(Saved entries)
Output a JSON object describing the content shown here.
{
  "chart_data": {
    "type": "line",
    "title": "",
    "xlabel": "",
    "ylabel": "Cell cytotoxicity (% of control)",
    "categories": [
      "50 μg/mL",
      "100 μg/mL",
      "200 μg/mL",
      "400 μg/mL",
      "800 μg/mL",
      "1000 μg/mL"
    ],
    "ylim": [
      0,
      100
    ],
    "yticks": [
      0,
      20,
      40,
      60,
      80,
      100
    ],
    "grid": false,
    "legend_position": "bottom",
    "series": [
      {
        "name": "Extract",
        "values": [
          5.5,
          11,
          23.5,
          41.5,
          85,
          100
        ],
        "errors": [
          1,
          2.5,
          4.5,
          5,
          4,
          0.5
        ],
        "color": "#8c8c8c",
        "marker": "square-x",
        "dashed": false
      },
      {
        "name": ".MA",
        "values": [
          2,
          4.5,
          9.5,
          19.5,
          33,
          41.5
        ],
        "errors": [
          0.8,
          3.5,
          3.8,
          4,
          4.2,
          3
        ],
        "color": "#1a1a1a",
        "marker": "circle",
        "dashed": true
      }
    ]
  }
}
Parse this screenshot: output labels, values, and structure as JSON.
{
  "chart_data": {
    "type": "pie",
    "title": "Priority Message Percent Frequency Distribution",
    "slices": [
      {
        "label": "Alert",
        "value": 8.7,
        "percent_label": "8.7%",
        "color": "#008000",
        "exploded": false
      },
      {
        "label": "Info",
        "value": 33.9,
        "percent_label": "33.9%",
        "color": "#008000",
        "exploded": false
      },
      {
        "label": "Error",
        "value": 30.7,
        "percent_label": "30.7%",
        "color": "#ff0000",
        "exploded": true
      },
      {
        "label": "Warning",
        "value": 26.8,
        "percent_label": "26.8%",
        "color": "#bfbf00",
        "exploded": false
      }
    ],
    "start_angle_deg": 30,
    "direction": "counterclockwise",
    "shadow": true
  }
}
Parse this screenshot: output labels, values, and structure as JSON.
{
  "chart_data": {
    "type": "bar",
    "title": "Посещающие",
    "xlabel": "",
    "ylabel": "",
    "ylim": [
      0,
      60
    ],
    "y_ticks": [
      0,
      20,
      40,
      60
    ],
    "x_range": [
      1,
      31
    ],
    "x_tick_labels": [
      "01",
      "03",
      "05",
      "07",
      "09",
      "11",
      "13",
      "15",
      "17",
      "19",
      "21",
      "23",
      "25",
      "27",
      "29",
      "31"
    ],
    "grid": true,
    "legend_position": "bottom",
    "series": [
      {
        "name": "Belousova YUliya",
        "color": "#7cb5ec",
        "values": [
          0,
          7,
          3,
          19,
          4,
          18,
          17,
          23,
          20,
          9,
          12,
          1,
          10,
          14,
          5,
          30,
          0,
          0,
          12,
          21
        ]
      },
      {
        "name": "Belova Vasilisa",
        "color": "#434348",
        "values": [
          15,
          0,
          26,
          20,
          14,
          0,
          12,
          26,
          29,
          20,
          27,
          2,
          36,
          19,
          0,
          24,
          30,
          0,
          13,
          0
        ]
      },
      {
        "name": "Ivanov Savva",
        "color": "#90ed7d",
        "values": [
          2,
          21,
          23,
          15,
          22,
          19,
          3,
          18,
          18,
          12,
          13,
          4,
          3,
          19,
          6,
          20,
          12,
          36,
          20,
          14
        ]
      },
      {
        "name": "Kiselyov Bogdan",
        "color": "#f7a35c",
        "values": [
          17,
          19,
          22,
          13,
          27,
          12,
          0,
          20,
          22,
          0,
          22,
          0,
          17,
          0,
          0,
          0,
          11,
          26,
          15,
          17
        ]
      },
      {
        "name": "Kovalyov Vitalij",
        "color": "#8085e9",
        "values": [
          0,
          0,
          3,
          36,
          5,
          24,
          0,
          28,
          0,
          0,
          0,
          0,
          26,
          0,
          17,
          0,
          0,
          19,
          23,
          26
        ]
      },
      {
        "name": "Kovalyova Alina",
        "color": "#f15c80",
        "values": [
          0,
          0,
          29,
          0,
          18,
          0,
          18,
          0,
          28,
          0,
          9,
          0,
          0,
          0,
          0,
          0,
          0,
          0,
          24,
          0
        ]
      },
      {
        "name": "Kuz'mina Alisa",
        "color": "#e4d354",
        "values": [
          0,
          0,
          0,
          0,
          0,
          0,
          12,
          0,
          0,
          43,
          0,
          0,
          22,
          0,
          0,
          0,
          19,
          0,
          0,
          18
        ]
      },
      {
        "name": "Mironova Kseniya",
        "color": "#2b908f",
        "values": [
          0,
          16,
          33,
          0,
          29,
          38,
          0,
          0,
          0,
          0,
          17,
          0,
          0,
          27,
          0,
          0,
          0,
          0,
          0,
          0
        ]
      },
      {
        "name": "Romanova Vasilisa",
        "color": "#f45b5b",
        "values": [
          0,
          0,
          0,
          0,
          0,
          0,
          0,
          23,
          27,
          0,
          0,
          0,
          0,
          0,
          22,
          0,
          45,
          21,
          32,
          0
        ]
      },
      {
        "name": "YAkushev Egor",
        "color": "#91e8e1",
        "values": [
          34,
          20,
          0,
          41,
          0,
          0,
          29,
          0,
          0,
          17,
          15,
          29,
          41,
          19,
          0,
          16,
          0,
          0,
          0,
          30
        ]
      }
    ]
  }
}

What you have to do: Take the material above and return all of it exactly.

Completed exercise:
Output a JSON object describing the content shown here.
{
  "chart_data": {
    "type": "line",
    "title": "",
    "xlabel": "",
    "ylabel": "Cell cytotoxicity (% of control)",
    "categories": [
      "50 μg/mL",
      "100 μg/mL",
      "200 μg/mL",
      "400 μg/mL",
      "800 μg/mL",
      "1000 μg/mL"
    ],
    "ylim": [
      0,
      100
    ],
    "yticks": [
      0,
      20,
      40,
      60,
      80,
      100
    ],
    "grid": false,
    "legend_position": "bottom",
    "series": [
      {
        "name": "Extract",
        "values": [
          5.5,
          11,
          23.5,
          41.5,
          85,
          100
        ],
        "errors": [
          1,
          2.5,
          4.5,
          5,
          4,
          0.5
        ],
        "color": "#8c8c8c",
        "marker": "square-x",
        "dashed": false
      },
      {
        "name": ".MA",
        "values": [
          2,
          4.5,
          9.5,
          19.5,
          33,
          41.5
        ],
        "errors": [
          0.8,
          3.5,
          3.8,
          4,
          4.2,
          3
        ],
        "color": "#1a1a1a",
        "marker": "circle",
        "dashed": true
      }
    ]
  }
}
Parse this screenshot: output labels, values, and structure as JSON.
{
  "chart_data": {
    "type": "pie",
    "title": "Priority Message Percent Frequency Distribution",
    "slices": [
      {
        "label": "Alert",
        "value": 8.7,
        "percent_label": "8.7%",
        "color": "#008000",
        "exploded": false
      },
      {
        "label": "Info",
        "value": 33.9,
        "percent_label": "33.9%",
        "color": "#008000",
        "exploded": false
      },
      {
        "label": "Error",
        "value": 30.7,
        "percent_label": "30.7%",
        "color": "#ff0000",
        "exploded": true
      },
      {
        "label": "Warning",
        "value": 26.8,
        "percent_label": "26.8%",
        "color": "#bfbf00",
        "exploded": false
      }
    ],
    "start_angle_deg": 30,
    "direction": "counterclockwise",
    "shadow": true
  }
}
Parse this screenshot: output labels, values, and structure as JSON.
{
  "chart_data": {
    "type": "bar",
    "title": "Посещающие",
    "xlabel": "",
    "ylabel": "",
    "ylim": [
      0,
      60
    ],
    "y_ticks": [
      0,
      20,
      40,
      60
    ],
    "x_range": [
      1,
      31
    ],
    "x_tick_labels": [
      "01",
      "03",
      "05",
      "07",
      "09",
      "11",
      "13",
      "15",
      "17",
      "19",
      "21",
      "23",
      "25",
      "27",
      "29",
      "31"
    ],
    "grid": true,
    "legend_position": "bottom",
    "series": [
      {
        "name": "Belousova YUliya",
        "color": "#7cb5ec",
        "values": [
          0,
          7,
          3,
          19,
          4,
          18,
          17,
          23,
          20,
          9,
          12,
          1,
          10,
          14,
          5,
          30,
          0,
          0,
          12,
          21
        ]
      },
      {
        "name": "Belova Vasilisa",
        "color": "#434348",
        "values": [
          15,
          0,
          26,
          20,
          14,
          0,
          12,
          26,
          29,
          20,
          27,
          2,
          36,
          19,
          0,
          24,
          30,
          0,
          13,
          0
        ]
      },
      {
        "name": "Ivanov Savva",
        "color": "#90ed7d",
        "values": [
          2,
          21,
          23,
          15,
          22,
          19,
          3,
          18,
          18,
          12,
          13,
          4,
          3,
          19,
          6,
          20,
          12,
          36,
          20,
          14
        ]
      },
      {
        "name": "Kiselyov Bogdan",
        "color": "#f7a35c",
        "values": [
          17,
          19,
          22,
          13,
          27,
          12,
          0,
          20,
          22,
          0,
          22,
          0,
          17,
          0,
          0,
          0,
          11,
          26,
          15,
          17
        ]
      },
      {
        "name": "Kovalyov Vitalij",
        "color": "#8085e9",
        "values": [
          0,
          0,
          3,
          36,
          5,
          24,
          0,
          28,
          0,
          0,
          0,
          0,
          26,
          0,
          17,
          0,
          0,
          19,
          23,
          26
        ]
      },
      {
        "name": "Kovalyova Alina",
        "color": "#f15c80",
        "values": [
          0,
          0,
          29,
          0,
          18,
          0,
          18,
          0,
          28,
          0,
          9,
          0,
          0,
          0,
          0,
          0,
          0,
          0,
          24,
          0
        ]
      },
      {
        "name": "Kuz'mina Alisa",
        "color": "#e4d354",
        "values": [
          0,
          0,
          0,
          0,
          0,
          0,
          12,
          0,
          0,
          43,
          0,
          0,
          22,
          0,
          0,
          0,
          19,
          0,
          0,
          18
        ]
      },
      {
        "name": "Mironova Kseniya",
        "color": "#2b908f",
        "values": [
          0,
          16,
          33,
          0,
          29,
          38,
          0,
          0,
          0,
          0,
          17,
          0,
          0,
          27,
          0,
          0,
          0,
          0,
          0,
          0
        ]
      },
      {
        "name": "Romanova Vasilisa",
        "color": "#f45b5b",
        "values": [
          0,
          0,
          0,
          0,
          0,
          0,
          0,
          23,
          27,
          0,
          0,
          0,
          0,
          0,
          22,
          0,
          45,
          21,
          32,
          0
        ]
      },
      {
        "name": "YAkushev Egor",
        "color": "#91e8e1",
        "values": [
          34,
          20,
          0,
          41,
          0,
          0,
          29,
          0,
          0,
          17,
          15,
          29,
          41,
          19,
          0,
          16,
          0,
          0,
          0,
          30
        ]
      }
    ]
  }
}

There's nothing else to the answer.